● **GIVEN EXERCISE**: Each line below should be quoted exactly, please.

[START RECORDS FOR THE TASK]

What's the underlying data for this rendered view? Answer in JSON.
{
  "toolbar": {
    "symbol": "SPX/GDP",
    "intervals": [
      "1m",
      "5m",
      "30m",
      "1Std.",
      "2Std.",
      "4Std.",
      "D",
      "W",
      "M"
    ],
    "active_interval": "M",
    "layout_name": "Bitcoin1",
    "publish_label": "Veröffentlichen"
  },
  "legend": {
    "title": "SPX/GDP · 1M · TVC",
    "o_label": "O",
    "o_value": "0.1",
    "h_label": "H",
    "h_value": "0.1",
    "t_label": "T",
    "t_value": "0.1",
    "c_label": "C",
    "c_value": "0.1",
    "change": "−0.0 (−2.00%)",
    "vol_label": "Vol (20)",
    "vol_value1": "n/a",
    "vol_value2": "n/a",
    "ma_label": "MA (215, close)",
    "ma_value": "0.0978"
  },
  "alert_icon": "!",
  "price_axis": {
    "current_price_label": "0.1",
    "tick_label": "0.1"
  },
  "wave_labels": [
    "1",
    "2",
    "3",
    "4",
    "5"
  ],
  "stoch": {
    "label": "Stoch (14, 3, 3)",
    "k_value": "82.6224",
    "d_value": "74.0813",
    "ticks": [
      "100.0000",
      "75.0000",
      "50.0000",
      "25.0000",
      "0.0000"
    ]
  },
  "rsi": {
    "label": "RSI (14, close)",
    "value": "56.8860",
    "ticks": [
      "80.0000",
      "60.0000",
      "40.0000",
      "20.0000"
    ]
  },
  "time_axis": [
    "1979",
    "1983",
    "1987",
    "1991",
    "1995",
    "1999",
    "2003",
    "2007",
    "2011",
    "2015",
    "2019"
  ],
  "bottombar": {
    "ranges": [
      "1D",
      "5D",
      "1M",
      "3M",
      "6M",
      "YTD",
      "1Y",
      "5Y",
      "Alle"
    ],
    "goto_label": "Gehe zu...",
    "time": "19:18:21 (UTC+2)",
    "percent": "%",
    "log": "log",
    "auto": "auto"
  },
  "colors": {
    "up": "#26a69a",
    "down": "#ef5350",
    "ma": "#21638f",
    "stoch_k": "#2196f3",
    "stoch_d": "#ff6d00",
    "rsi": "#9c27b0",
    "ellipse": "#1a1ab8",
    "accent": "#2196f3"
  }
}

[END RECORDS FOR THE TASK]

● **EXPECTED OUTPUT**:
What's the underlying data for this rendered view? Answer in JSON.
{
  "toolbar": {
    "symbol": "SPX/GDP",
    "intervals": [
      "1m",
      "5m",
      "30m",
      "1Std.",
      "2Std.",
      "4Std.",
      "D",
      "W",
      "M"
    ],
    "active_interval": "M",
    "layout_name": "Bitcoin1",
    "publish_label": "Veröffentlichen"
  },
  "legend": {
    "title": "SPX/GDP · 1M · TVC",
    "o_label": "O",
    "o_value": "0.1",
    "h_label": "H",
    "h_value": "0.1",
    "t_label": "T",
    "t_value": "0.1",
    "c_label": "C",
    "c_value": "0.1",
    "change": "−0.0 (−2.00%)",
    "vol_label": "Vol (20)",
    "vol_value1": "n/a",
    "vol_value2": "n/a",
    "ma_label": "MA (215, close)",
    "ma_value": "0.0978"
  },
  "alert_icon": "!",
  "price_axis": {
    "current_price_label": "0.1",
    "tick_label": "0.1"
  },
  "wave_labels": [
    "1",
    "2",
    "3",
    "4",
    "5"
  ],
  "stoch": {
    "label": "Stoch (14, 3, 3)",
    "k_value": "82.6224",
    "d_value": "74.0813",
    "ticks": [
      "100.0000",
      "75.0000",
      "50.0000",
      "25.0000",
      "0.0000"
    ]
  },
  "rsi": {
    "label": "RSI (14, close)",
    "value": "56.8860",
    "ticks": [
      "80.0000",
      "60.0000",
      "40.0000",
      "20.0000"
    ]
  },
  "time_axis": [
    "1979",
    "1983",
    "1987",
    "1991",
    "1995",
    "1999",
    "2003",
    "2007",
    "2011",
    "2015",
    "2019"
  ],
  "bottombar": {
    "ranges": [
      "1D",
      "5D",
      "1M",
      "3M",
      "6M",
      "YTD",
      "1Y",
      "5Y",
      "Alle"
    ],
    "goto_label": "Gehe zu...",
    "time": "19:18:21 (UTC+2)",
    "percent": "%",
    "log": "log",
    "auto": "auto"
  },
  "colors": {
    "up": "#26a69a",
    "down": "#ef5350",
    "ma": "#21638f",
    "stoch_k": "#2196f3",
    "stoch_d": "#ff6d00",
    "rsi": "#9c27b0",
    "ellipse": "#1a1ab8",
    "accent": "#2196f3"
  }
}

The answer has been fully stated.